— Begin Supplied data —

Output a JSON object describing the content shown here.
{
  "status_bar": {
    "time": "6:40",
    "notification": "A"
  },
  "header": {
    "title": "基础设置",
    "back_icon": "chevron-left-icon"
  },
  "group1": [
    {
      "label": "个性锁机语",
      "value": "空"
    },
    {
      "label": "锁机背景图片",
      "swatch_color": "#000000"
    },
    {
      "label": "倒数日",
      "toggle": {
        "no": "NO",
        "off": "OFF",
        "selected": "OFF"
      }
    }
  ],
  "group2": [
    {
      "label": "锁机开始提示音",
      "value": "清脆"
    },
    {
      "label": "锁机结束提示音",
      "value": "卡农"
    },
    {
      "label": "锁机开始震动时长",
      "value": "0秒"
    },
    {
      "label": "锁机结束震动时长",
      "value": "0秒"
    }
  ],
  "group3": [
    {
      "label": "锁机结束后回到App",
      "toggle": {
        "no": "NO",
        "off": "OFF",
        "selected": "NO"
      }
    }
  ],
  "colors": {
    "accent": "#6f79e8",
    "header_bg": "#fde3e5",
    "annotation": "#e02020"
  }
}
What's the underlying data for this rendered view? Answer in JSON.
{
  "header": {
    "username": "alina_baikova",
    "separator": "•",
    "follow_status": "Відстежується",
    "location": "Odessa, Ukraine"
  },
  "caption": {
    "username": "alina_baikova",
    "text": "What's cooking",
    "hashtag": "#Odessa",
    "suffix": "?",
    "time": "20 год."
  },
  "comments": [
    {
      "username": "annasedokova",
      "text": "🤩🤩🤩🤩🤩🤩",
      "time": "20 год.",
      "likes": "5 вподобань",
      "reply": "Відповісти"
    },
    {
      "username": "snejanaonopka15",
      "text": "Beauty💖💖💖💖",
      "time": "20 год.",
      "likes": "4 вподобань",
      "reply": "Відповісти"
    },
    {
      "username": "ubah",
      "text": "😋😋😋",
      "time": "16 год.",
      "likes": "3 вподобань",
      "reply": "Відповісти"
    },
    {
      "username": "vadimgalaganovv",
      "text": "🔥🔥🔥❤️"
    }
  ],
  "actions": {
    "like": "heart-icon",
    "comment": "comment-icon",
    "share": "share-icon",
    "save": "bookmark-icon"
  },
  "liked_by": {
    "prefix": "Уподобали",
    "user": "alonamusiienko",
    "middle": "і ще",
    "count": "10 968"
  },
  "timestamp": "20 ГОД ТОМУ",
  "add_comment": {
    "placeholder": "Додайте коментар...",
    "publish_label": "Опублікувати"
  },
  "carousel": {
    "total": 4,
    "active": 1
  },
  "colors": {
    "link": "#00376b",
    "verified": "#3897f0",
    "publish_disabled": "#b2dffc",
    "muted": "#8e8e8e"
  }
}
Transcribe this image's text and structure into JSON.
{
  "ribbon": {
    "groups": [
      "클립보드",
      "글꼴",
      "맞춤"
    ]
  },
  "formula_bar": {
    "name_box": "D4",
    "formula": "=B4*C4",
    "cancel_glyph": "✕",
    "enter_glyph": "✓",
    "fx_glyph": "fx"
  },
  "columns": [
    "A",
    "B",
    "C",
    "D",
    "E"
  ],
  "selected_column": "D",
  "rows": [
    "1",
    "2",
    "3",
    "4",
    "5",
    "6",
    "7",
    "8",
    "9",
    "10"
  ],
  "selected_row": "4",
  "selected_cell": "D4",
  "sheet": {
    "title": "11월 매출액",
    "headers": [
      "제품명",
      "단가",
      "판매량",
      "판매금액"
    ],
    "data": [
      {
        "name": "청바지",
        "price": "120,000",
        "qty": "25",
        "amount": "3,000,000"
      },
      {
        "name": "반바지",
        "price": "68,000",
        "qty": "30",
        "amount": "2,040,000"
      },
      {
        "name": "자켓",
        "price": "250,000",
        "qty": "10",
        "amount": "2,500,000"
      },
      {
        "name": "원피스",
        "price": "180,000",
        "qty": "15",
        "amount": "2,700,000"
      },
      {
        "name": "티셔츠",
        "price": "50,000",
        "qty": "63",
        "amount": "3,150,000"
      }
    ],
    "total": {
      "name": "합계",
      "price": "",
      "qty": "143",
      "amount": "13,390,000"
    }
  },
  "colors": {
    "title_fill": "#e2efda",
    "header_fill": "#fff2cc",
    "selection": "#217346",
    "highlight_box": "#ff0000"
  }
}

— End Supplied data —

### Instructions to follow
Extract the full set of entries word for word.

### Solution for this task
Output a JSON object describing the content shown here.
{
  "status_bar": {
    "time": "6:40",
    "notification": "A"
  },
  "header": {
    "title": "基础设置",
    "back_icon": "chevron-left-icon"
  },
  "group1": [
    {
      "label": "个性锁机语",
      "value": "空"
    },
    {
      "label": "锁机背景图片",
      "swatch_color": "#000000"
    },
    {
      "label": "倒数日",
      "toggle": {
        "no": "NO",
        "off": "OFF",
        "selected": "OFF"
      }
    }
  ],
  "group2": [
    {
      "label": "锁机开始提示音",
      "value": "清脆"
    },
    {
      "label": "锁机结束提示音",
      "value": "卡农"
    },
    {
      "label": "锁机开始震动时长",
      "value": "0秒"
    },
    {
      "label": "锁机结束震动时长",
      "value": "0秒"
    }
  ],
  "group3": [
    {
      "label": "锁机结束后回到App",
      "toggle": {
        "no": "NO",
        "off": "OFF",
        "selected": "NO"
      }
    }
  ],
  "colors": {
    "accent": "#6f79e8",
    "header_bg": "#fde3e5",
    "annotation": "#e02020"
  }
}
What's the underlying data for this rendered view? Answer in JSON.
{
  "header": {
    "username": "alina_baikova",
    "separator": "•",
    "follow_status": "Відстежується",
    "location": "Odessa, Ukraine"
  },
  "caption": {
    "username": "alina_baikova",
    "text": "What's cooking",
    "hashtag": "#Odessa",
    "suffix": "?",
    "time": "20 год."
  },
  "comments": [
    {
      "username": "annasedokova",
      "text": "🤩🤩🤩🤩🤩🤩",
      "time": "20 год.",
      "likes": "5 вподобань",
      "reply": "Відповісти"
    },
    {
      "username": "snejanaonopka15",
      "text": "Beauty💖💖💖💖",
      "time": "20 год.",
      "likes": "4 вподобань",
      "reply": "Відповісти"
    },
    {
      "username": "ubah",
      "text": "😋😋😋",
      "time": "16 год.",
      "likes": "3 вподобань",
      "reply": "Відповісти"
    },
    {
      "username": "vadimgalaganovv",
      "text": "🔥🔥🔥❤️"
    }
  ],
  "actions": {
    "like": "heart-icon",
    "comment": "comment-icon",
    "share": "share-icon",
    "save": "bookmark-icon"
  },
  "liked_by": {
    "prefix": "Уподобали",
    "user": "alonamusiienko",
    "middle": "і ще",
    "count": "10 968"
  },
  "timestamp": "20 ГОД ТОМУ",
  "add_comment": {
    "placeholder": "Додайте коментар...",
    "publish_label": "Опублікувати"
  },
  "carousel": {
    "total": 4,
    "active": 1
  },
  "colors": {
    "link": "#00376b",
    "verified": "#3897f0",
    "publish_disabled": "#b2dffc",
    "muted": "#8e8e8e"
  }
}
Transcribe this image's text and structure into JSON.
{
  "ribbon": {
    "groups": [
      "클립보드",
      "글꼴",
      "맞춤"
    ]
  },
  "formula_bar": {
    "name_box": "D4",
    "formula": "=B4*C4",
    "cancel_glyph": "✕",
    "enter_glyph": "✓",
    "fx_glyph": "fx"
  },
  "columns": [
    "A",
    "B",
    "C",
    "D",
    "E"
  ],
  "selected_column": "D",
  "rows": [
    "1",
    "2",
    "3",
    "4",
    "5",
    "6",
    "7",
    "8",
    "9",
    "10"
  ],
  "selected_row": "4",
  "selected_cell": "D4",
  "sheet": {
    "title": "11월 매출액",
    "headers": [
      "제품명",
      "단가",
      "판매량",
      "판매금액"
    ],
    "data": [
      {
        "name": "청바지",
        "price": "120,000",
        "qty": "25",
        "amount": "3,000,000"
      },
      {
        "name": "반바지",
        "price": "68,000",
        "qty": "30",
        "amount": "2,040,000"
      },
      {
        "name": "자켓",
        "price": "250,000",
        "qty": "10",
        "amount": "2,500,000"
      },
      {
        "name": "원피스",
        "price": "180,000",
        "qty": "15",
        "amount": "2,700,000"
      },
      {
        "name": "티셔츠",
        "price": "50,000",
        "qty": "63",
        "amount": "3,150,000"
      }
    ],
    "total": {
      "name": "합계",
      "price": "",
      "qty": "143",
      "amount": "13,390,000"
    }
  },
  "colors": {
    "title_fill": "#e2efda",
    "header_fill": "#fff2cc",
    "selection": "#217346",
    "highlight_box": "#ff0000"
  }
}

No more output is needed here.